-- start --

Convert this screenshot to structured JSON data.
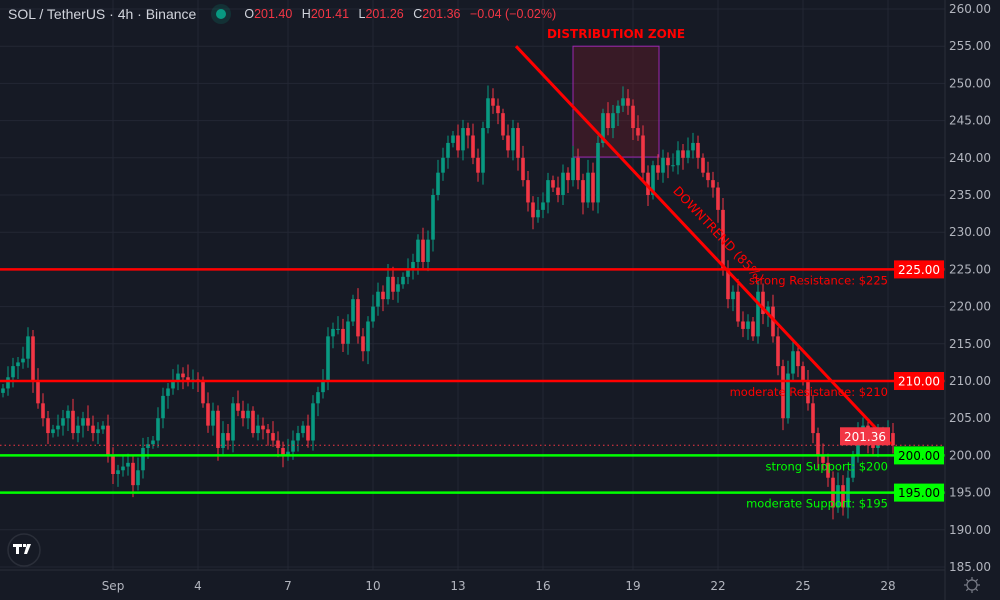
{
  "header": {
    "symbol": "SOL / TetherUS · 4h · Binance",
    "o_label": "O",
    "o": "201.40",
    "h_label": "H",
    "h": "201.41",
    "l_label": "L",
    "l": "201.26",
    "c_label": "C",
    "c": "201.36",
    "change": "−0.04 (−0.02%)"
  },
  "colors": {
    "background": "#161a25",
    "grid": "#232734",
    "up": "#089981",
    "down": "#f23645",
    "resistance": "#ff0000",
    "support": "#00ff00",
    "zone": "#9c27b0"
  },
  "chart_data": {
    "type": "candlestick",
    "title": "SOL / TetherUS · 4h · Binance",
    "ylim": [
      185,
      260
    ],
    "y_ticks": [
      "185.00",
      "190.00",
      "195.00",
      "200.00",
      "205.00",
      "210.00",
      "215.00",
      "220.00",
      "225.00",
      "230.00",
      "235.00",
      "240.00",
      "245.00",
      "250.00",
      "255.00",
      "260.00"
    ],
    "x_ticks": [
      {
        "label": "Sep",
        "candle": 22
      },
      {
        "label": "4",
        "candle": 39
      },
      {
        "label": "7",
        "candle": 57
      },
      {
        "label": "10",
        "candle": 74
      },
      {
        "label": "13",
        "candle": 91
      },
      {
        "label": "16",
        "candle": 108
      },
      {
        "label": "19",
        "candle": 126
      },
      {
        "label": "22",
        "candle": 143
      },
      {
        "label": "25",
        "candle": 160
      },
      {
        "label": "28",
        "candle": 177
      }
    ],
    "close": [
      209,
      210.5,
      212,
      212.5,
      213,
      216,
      210,
      207,
      205,
      203,
      203.5,
      204,
      205,
      206,
      203,
      204,
      205,
      204,
      203,
      203.5,
      204,
      200,
      197.5,
      198,
      198.5,
      199,
      196,
      198,
      201,
      201.5,
      202,
      205,
      208,
      209,
      210,
      211,
      210.5,
      210,
      210.2,
      210,
      207,
      204,
      206,
      201,
      203,
      202,
      207,
      206,
      205,
      206,
      203,
      204,
      203.5,
      203,
      202,
      201,
      200,
      200.5,
      202,
      203,
      204,
      202,
      207,
      208.5,
      210,
      216,
      217,
      217,
      215,
      218,
      221,
      216,
      214,
      218,
      220,
      222,
      221,
      224,
      222,
      223,
      224,
      225,
      226,
      229,
      226,
      229,
      235,
      238,
      240,
      242,
      243,
      241,
      244,
      243,
      240,
      238,
      244,
      248,
      247,
      246,
      243,
      241,
      244,
      240,
      237,
      234,
      232,
      233,
      234,
      237,
      236,
      235,
      238,
      237,
      240,
      237,
      234,
      238,
      234,
      242,
      246,
      244,
      246,
      247,
      248,
      247,
      244,
      243,
      238,
      235,
      239,
      238,
      240,
      239,
      239,
      241,
      240,
      241,
      242,
      240,
      238,
      237,
      236,
      233,
      225,
      221,
      222,
      218,
      217,
      218,
      216,
      222,
      219,
      220,
      216,
      212,
      205,
      211,
      214,
      212,
      210,
      207,
      203,
      200,
      199,
      197,
      193,
      196,
      193,
      197,
      200,
      203,
      204,
      202,
      201,
      203,
      203,
      203,
      201.36
    ],
    "current_price": {
      "value": 201.36,
      "label": "201.36"
    },
    "levels": [
      {
        "price": 225,
        "kind": "resistance",
        "axis_label": "225.00",
        "text": "strong Resistance: $225"
      },
      {
        "price": 210,
        "kind": "resistance",
        "axis_label": "210.00",
        "text": "moderate Resistance: $210"
      },
      {
        "price": 200,
        "kind": "support",
        "axis_label": "200.00",
        "text": "strong Support: $200"
      },
      {
        "price": 195,
        "kind": "support",
        "axis_label": "195.00",
        "text": "moderate Support: $195"
      }
    ],
    "trendline": {
      "label": "DOWNTREND (85%)",
      "start": {
        "candle": 103,
        "price": 255
      },
      "end": {
        "candle": 178,
        "price": 201.5
      }
    },
    "zone": {
      "label": "DISTRIBUTION ZONE",
      "candle_from": 114.4,
      "candle_to": 131.6,
      "price_from": 240.1,
      "price_to": 255
    }
  }
}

-- end --

• Aim:
Reproduce the full listing above verbatim, with no pictures included.

• Response:
Convert this screenshot to structured JSON data.
{
  "header": {
    "symbol": "SOL / TetherUS · 4h · Binance",
    "o_label": "O",
    "o": "201.40",
    "h_label": "H",
    "h": "201.41",
    "l_label": "L",
    "l": "201.26",
    "c_label": "C",
    "c": "201.36",
    "change": "−0.04 (−0.02%)"
  },
  "colors": {
    "background": "#161a25",
    "grid": "#232734",
    "up": "#089981",
    "down": "#f23645",
    "resistance": "#ff0000",
    "support": "#00ff00",
    "zone": "#9c27b0"
  },
  "chart_data": {
    "type": "candlestick",
    "title": "SOL / TetherUS · 4h · Binance",
    "ylim": [
      185,
      260
    ],
    "y_ticks": [
      "185.00",
      "190.00",
      "195.00",
      "200.00",
      "205.00",
      "210.00",
      "215.00",
      "220.00",
      "225.00",
      "230.00",
      "235.00",
      "240.00",
      "245.00",
      "250.00",
      "255.00",
      "260.00"
    ],
    "x_ticks": [
      {
        "label": "Sep",
        "candle": 22
      },
      {
        "label": "4",
        "candle": 39
      },
      {
        "label": "7",
        "candle": 57
      },
      {
        "label": "10",
        "candle": 74
      },
      {
        "label": "13",
        "candle": 91
      },
      {
        "label": "16",
        "candle": 108
      },
      {
        "label": "19",
        "candle": 126
      },
      {
        "label": "22",
        "candle": 143
      },
      {
        "label": "25",
        "candle": 160
      },
      {
        "label": "28",
        "candle": 177
      }
    ],
    "close": [
      209,
      210.5,
      212,
      212.5,
      213,
      216,
      210,
      207,
      205,
      203,
      203.5,
      204,
      205,
      206,
      203,
      204,
      205,
      204,
      203,
      203.5,
      204,
      200,
      197.5,
      198,
      198.5,
      199,
      196,
      198,
      201,
      201.5,
      202,
      205,
      208,
      209,
      210,
      211,
      210.5,
      210,
      210.2,
      210,
      207,
      204,
      206,
      201,
      203,
      202,
      207,
      206,
      205,
      206,
      203,
      204,
      203.5,
      203,
      202,
      201,
      200,
      200.5,
      202,
      203,
      204,
      202,
      207,
      208.5,
      210,
      216,
      217,
      217,
      215,
      218,
      221,
      216,
      214,
      218,
      220,
      222,
      221,
      224,
      222,
      223,
      224,
      225,
      226,
      229,
      226,
      229,
      235,
      238,
      240,
      242,
      243,
      241,
      244,
      243,
      240,
      238,
      244,
      248,
      247,
      246,
      243,
      241,
      244,
      240,
      237,
      234,
      232,
      233,
      234,
      237,
      236,
      235,
      238,
      237,
      240,
      237,
      234,
      238,
      234,
      242,
      246,
      244,
      246,
      247,
      248,
      247,
      244,
      243,
      238,
      235,
      239,
      238,
      240,
      239,
      239,
      241,
      240,
      241,
      242,
      240,
      238,
      237,
      236,
      233,
      225,
      221,
      222,
      218,
      217,
      218,
      216,
      222,
      219,
      220,
      216,
      212,
      205,
      211,
      214,
      212,
      210,
      207,
      203,
      200,
      199,
      197,
      193,
      196,
      193,
      197,
      200,
      203,
      204,
      202,
      201,
      203,
      203,
      203,
      201.36
    ],
    "current_price": {
      "value": 201.36,
      "label": "201.36"
    },
    "levels": [
      {
        "price": 225,
        "kind": "resistance",
        "axis_label": "225.00",
        "text": "strong Resistance: $225"
      },
      {
        "price": 210,
        "kind": "resistance",
        "axis_label": "210.00",
        "text": "moderate Resistance: $210"
      },
      {
        "price": 200,
        "kind": "support",
        "axis_label": "200.00",
        "text": "strong Support: $200"
      },
      {
        "price": 195,
        "kind": "support",
        "axis_label": "195.00",
        "text": "moderate Support: $195"
      }
    ],
    "trendline": {
      "label": "DOWNTREND (85%)",
      "start": {
        "candle": 103,
        "price": 255
      },
      "end": {
        "candle": 178,
        "price": 201.5
      }
    },
    "zone": {
      "label": "DISTRIBUTION ZONE",
      "candle_from": 114.4,
      "candle_to": 131.6,
      "price_from": 240.1,
      "price_to": 255
    }
  }
}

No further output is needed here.